Stored items:
- - - - -

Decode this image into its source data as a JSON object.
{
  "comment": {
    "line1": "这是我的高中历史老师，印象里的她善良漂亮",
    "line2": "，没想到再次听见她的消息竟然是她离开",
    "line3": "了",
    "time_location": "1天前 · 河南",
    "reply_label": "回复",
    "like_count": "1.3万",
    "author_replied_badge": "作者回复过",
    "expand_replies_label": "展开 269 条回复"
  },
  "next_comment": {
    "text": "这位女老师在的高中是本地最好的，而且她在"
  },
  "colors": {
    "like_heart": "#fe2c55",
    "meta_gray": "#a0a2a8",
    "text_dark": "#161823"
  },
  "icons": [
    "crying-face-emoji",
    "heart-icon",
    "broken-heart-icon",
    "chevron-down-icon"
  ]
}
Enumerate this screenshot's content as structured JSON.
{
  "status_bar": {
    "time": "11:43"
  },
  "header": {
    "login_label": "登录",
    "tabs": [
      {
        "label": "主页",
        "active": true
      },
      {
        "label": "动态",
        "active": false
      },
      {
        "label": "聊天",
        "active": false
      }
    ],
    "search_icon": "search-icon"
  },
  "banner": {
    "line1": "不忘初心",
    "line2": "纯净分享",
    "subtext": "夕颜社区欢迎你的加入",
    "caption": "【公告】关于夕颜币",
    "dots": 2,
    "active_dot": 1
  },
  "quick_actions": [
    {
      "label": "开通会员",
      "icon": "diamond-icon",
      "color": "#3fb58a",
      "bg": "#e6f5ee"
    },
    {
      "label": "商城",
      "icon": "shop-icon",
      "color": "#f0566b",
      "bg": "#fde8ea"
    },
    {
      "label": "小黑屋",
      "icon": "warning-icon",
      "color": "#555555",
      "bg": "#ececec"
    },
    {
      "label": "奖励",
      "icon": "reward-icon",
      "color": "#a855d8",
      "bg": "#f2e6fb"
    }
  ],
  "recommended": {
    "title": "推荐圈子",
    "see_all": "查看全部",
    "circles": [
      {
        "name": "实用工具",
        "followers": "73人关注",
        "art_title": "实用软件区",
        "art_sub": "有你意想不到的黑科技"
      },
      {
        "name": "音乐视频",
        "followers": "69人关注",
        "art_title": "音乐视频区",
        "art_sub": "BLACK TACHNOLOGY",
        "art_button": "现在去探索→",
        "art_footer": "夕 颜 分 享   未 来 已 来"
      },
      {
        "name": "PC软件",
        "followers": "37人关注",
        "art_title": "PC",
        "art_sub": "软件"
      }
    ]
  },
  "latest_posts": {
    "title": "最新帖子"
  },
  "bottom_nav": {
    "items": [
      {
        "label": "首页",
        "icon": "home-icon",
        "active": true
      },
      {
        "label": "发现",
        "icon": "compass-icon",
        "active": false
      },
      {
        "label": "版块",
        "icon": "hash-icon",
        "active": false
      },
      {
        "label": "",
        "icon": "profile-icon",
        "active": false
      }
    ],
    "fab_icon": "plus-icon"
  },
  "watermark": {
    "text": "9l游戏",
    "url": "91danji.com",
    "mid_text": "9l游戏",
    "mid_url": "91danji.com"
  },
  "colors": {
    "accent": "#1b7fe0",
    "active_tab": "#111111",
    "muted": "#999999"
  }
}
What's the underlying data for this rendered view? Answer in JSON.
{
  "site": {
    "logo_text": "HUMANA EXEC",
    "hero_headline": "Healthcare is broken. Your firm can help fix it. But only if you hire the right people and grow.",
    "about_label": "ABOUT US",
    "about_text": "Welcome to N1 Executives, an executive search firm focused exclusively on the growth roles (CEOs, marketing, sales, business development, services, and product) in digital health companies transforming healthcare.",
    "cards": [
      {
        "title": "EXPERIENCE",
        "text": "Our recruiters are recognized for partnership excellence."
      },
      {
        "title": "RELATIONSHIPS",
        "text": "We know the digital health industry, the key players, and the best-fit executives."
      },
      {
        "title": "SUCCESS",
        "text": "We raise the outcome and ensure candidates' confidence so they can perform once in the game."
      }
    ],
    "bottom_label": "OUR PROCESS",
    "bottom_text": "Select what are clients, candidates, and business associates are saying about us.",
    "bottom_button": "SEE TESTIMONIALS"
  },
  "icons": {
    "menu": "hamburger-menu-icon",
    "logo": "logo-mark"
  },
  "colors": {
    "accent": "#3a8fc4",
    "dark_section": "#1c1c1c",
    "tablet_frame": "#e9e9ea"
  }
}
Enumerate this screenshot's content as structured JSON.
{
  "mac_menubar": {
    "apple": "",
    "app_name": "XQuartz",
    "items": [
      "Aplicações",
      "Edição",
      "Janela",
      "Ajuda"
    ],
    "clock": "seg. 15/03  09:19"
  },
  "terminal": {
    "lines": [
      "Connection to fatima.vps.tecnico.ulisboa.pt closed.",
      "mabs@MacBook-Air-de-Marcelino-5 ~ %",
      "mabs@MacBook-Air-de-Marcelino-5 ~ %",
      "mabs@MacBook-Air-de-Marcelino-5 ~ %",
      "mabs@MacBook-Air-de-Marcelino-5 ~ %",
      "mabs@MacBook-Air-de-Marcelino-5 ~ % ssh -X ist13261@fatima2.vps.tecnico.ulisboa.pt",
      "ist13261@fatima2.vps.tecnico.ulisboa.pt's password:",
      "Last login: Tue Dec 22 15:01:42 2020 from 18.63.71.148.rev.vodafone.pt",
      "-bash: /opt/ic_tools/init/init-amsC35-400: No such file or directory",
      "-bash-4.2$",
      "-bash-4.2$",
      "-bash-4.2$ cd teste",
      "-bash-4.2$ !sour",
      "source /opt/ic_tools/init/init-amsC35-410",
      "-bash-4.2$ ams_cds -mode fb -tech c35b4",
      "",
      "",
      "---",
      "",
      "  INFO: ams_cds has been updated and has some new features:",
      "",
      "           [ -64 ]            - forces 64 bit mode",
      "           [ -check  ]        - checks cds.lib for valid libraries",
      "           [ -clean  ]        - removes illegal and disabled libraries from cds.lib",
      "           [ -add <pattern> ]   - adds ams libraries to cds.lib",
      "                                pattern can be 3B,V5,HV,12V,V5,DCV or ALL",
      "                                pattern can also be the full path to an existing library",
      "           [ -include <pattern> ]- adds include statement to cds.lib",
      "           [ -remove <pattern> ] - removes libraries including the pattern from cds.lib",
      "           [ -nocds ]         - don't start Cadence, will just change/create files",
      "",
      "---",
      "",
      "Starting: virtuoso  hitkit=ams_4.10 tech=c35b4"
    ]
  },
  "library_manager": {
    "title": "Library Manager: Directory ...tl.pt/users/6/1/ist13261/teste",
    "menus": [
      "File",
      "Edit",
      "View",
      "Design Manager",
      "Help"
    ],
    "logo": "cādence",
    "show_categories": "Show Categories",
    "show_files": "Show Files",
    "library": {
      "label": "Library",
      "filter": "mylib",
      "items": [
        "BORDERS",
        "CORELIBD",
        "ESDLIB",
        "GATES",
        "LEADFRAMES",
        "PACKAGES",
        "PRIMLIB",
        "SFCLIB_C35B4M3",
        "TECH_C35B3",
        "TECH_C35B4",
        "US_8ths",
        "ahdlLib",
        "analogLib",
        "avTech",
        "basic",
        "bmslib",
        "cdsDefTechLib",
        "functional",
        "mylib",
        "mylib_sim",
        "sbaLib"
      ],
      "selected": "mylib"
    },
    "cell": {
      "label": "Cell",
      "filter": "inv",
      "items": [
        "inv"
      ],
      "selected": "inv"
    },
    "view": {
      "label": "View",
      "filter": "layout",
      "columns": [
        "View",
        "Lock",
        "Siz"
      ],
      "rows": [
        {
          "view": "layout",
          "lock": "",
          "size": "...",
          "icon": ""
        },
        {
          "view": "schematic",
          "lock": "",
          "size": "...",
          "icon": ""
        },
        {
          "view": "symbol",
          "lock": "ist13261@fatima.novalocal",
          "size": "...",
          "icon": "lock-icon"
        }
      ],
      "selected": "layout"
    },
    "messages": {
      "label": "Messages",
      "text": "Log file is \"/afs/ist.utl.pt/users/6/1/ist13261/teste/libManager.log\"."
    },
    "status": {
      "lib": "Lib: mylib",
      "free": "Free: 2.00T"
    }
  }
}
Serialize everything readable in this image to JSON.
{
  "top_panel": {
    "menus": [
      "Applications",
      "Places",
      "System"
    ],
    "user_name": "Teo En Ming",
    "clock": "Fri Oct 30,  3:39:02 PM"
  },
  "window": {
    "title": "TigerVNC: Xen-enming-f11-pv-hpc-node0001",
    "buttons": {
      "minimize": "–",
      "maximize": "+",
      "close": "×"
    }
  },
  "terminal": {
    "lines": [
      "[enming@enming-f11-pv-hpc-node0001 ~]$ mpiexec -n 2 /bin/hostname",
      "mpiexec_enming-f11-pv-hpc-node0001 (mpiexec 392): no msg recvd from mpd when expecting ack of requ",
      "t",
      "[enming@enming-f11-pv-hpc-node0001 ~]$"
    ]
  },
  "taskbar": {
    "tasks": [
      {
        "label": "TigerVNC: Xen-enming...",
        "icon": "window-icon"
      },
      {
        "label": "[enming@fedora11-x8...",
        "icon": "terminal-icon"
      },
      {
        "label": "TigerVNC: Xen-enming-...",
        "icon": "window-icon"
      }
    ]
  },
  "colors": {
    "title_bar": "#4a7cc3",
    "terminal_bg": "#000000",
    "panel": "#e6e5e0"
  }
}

- - - - -

What is expected:
Collect every line with the string "mpiexec" from the records, and copy each.

Task response:
      "[enming@enming-f11-pv-hpc-node0001 ~]$ mpiexec -n 2 /bin/hostname",
      "mpiexec_enming-f11-pv-hpc-node0001 (mpiexec 392): no msg recvd from mpd when expecting ack of requ",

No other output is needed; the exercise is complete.